Using the records that follow, copy every line containing the word "signal".

A block of data
* * * * * * *

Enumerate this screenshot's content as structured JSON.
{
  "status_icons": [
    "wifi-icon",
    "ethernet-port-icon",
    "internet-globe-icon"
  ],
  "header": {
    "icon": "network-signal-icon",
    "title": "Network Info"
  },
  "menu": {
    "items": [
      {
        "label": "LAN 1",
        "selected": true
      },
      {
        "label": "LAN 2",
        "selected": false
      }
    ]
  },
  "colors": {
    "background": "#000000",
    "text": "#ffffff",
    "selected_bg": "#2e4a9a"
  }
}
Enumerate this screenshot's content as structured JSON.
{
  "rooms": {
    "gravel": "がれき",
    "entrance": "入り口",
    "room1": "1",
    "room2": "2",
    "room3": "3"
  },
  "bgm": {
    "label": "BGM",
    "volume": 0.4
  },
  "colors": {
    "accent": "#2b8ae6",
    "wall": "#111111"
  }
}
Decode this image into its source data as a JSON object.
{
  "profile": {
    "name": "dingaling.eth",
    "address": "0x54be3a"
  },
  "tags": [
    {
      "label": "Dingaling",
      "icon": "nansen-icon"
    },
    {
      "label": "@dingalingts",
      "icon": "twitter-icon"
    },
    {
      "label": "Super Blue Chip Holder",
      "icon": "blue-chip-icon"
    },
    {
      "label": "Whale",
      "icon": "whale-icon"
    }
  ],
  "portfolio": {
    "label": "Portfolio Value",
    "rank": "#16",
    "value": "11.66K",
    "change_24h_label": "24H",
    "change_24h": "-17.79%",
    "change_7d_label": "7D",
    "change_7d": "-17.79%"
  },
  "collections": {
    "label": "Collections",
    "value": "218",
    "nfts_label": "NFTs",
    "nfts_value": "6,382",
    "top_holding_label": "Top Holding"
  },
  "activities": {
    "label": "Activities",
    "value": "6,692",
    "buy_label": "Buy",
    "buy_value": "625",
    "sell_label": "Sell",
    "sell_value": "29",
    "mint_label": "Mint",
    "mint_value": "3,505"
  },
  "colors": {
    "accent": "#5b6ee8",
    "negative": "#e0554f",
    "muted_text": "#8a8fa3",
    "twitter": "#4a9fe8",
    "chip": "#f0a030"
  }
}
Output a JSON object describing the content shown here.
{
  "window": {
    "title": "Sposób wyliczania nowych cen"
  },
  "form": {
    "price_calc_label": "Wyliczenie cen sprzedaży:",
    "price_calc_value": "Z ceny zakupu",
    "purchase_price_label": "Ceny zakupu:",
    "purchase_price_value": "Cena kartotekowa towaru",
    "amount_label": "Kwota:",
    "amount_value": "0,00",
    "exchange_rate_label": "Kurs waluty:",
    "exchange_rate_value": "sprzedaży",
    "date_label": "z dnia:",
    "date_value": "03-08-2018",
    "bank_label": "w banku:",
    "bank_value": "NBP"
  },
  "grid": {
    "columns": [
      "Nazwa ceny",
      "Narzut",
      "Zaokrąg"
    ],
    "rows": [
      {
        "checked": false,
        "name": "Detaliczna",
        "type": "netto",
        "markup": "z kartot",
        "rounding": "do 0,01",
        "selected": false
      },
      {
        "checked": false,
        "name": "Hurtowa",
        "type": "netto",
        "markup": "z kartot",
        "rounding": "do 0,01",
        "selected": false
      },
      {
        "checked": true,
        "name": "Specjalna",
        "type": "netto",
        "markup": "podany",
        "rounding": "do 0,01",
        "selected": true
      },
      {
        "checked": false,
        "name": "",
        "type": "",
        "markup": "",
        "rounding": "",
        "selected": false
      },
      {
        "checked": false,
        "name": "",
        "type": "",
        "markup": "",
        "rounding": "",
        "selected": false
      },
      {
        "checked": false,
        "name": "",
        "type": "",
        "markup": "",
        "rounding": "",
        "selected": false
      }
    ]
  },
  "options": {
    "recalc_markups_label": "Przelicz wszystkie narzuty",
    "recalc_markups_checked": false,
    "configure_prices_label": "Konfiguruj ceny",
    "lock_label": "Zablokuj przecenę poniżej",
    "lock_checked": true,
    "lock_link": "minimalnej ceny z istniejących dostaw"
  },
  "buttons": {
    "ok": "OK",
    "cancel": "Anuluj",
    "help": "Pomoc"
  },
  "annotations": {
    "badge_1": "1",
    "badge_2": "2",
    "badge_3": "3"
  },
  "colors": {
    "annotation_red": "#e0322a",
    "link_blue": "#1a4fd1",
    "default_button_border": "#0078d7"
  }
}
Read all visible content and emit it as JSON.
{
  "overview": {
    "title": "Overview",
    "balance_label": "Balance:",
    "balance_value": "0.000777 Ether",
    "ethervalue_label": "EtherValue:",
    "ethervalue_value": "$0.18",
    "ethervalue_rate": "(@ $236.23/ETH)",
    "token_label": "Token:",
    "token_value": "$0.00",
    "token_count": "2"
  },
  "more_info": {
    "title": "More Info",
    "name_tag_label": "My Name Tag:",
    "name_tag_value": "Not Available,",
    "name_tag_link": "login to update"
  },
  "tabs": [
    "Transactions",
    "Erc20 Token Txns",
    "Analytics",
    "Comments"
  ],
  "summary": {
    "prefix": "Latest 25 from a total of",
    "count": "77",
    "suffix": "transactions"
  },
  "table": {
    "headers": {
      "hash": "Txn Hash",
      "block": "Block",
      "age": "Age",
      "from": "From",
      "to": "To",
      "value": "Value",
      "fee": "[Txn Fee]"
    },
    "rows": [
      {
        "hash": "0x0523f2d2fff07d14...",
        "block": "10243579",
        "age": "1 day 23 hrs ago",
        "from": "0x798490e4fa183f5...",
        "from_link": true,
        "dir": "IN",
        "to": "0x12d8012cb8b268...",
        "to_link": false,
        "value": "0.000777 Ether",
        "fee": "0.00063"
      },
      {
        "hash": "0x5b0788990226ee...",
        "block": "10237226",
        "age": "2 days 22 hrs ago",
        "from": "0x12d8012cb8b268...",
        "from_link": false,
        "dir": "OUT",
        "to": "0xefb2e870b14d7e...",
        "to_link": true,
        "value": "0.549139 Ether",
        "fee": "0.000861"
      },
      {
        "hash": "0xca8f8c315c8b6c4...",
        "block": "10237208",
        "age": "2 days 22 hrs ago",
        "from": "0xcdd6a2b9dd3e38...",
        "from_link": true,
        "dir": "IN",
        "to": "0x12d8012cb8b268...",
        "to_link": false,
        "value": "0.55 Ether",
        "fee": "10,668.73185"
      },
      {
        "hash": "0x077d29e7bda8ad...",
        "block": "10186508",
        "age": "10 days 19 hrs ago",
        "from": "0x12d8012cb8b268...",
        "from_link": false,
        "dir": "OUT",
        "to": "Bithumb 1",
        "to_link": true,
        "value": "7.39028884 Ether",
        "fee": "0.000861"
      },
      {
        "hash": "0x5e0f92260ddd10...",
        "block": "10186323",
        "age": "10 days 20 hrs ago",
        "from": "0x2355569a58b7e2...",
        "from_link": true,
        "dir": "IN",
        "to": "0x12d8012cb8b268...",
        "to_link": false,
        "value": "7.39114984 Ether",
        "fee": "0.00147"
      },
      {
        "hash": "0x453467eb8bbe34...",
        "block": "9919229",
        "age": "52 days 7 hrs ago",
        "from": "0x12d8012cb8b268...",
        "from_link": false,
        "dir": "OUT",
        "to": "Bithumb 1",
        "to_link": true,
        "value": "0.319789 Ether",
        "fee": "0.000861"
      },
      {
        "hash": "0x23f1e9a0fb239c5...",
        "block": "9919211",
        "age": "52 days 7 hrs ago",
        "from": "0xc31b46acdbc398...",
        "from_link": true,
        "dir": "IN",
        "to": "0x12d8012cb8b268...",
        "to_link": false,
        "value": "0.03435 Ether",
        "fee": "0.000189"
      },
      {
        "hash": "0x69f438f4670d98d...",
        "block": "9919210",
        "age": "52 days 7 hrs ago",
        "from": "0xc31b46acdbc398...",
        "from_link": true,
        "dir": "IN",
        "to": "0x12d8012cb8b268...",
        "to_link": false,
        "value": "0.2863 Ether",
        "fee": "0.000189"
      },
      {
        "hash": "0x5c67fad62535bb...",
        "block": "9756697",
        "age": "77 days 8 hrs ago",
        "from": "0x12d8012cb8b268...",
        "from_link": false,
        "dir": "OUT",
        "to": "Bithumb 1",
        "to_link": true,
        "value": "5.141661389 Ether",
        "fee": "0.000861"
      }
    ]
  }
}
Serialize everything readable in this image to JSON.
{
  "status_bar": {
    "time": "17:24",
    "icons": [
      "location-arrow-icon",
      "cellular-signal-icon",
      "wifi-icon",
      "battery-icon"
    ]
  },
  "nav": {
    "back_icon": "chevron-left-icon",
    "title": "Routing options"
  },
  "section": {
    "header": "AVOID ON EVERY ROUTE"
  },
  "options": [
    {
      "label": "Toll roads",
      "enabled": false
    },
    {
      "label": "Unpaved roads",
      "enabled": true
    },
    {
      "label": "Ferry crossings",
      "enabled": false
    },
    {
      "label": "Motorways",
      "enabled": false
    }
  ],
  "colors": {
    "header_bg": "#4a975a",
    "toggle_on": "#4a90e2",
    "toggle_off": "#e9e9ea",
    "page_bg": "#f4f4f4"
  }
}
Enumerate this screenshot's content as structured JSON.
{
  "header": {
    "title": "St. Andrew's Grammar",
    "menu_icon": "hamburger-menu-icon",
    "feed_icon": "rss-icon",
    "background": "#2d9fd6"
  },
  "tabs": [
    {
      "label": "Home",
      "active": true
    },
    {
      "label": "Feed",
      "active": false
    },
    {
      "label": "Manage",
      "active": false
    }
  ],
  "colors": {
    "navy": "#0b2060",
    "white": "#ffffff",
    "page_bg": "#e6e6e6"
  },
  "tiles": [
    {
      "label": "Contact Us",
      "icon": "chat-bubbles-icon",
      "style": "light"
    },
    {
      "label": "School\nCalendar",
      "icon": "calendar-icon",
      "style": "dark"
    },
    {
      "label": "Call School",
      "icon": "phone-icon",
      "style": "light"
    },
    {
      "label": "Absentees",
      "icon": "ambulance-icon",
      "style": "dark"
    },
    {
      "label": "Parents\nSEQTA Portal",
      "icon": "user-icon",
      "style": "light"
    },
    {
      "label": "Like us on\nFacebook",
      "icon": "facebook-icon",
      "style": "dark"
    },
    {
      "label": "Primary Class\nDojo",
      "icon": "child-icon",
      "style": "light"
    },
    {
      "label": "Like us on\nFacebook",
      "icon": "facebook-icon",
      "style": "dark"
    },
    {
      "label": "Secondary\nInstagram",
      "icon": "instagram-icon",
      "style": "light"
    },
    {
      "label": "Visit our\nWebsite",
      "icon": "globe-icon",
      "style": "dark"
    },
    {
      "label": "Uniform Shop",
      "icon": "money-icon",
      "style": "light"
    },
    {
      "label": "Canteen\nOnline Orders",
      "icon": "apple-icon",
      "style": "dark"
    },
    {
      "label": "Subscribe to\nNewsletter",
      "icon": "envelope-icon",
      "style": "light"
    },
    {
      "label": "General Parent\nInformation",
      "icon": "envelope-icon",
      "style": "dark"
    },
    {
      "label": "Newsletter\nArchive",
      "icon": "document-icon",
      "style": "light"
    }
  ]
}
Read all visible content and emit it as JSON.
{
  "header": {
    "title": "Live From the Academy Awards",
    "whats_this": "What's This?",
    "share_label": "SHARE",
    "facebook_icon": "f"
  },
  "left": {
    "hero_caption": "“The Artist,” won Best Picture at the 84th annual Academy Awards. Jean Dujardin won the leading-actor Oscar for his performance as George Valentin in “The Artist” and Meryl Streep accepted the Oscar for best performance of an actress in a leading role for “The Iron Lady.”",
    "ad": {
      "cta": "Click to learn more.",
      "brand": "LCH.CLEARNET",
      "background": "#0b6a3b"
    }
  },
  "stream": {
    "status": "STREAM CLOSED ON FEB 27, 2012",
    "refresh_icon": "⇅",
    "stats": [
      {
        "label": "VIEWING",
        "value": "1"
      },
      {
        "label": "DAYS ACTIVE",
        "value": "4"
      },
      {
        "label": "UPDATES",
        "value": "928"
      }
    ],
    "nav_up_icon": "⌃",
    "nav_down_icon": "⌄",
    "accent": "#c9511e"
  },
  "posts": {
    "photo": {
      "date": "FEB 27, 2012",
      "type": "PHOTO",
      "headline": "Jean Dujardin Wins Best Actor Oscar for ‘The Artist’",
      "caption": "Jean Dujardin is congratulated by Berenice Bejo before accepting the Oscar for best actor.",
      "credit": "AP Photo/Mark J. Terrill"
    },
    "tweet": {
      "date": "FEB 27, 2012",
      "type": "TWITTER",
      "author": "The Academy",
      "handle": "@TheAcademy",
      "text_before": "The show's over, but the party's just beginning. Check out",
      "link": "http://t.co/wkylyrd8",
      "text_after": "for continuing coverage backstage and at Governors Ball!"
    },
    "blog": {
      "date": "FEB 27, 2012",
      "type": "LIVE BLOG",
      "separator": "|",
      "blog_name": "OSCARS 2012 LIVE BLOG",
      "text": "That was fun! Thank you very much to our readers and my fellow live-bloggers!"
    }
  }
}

* * * * * * *

◆ Answer for this exercise:
    "icon": "network-signal-icon",
      "cellular-signal-icon",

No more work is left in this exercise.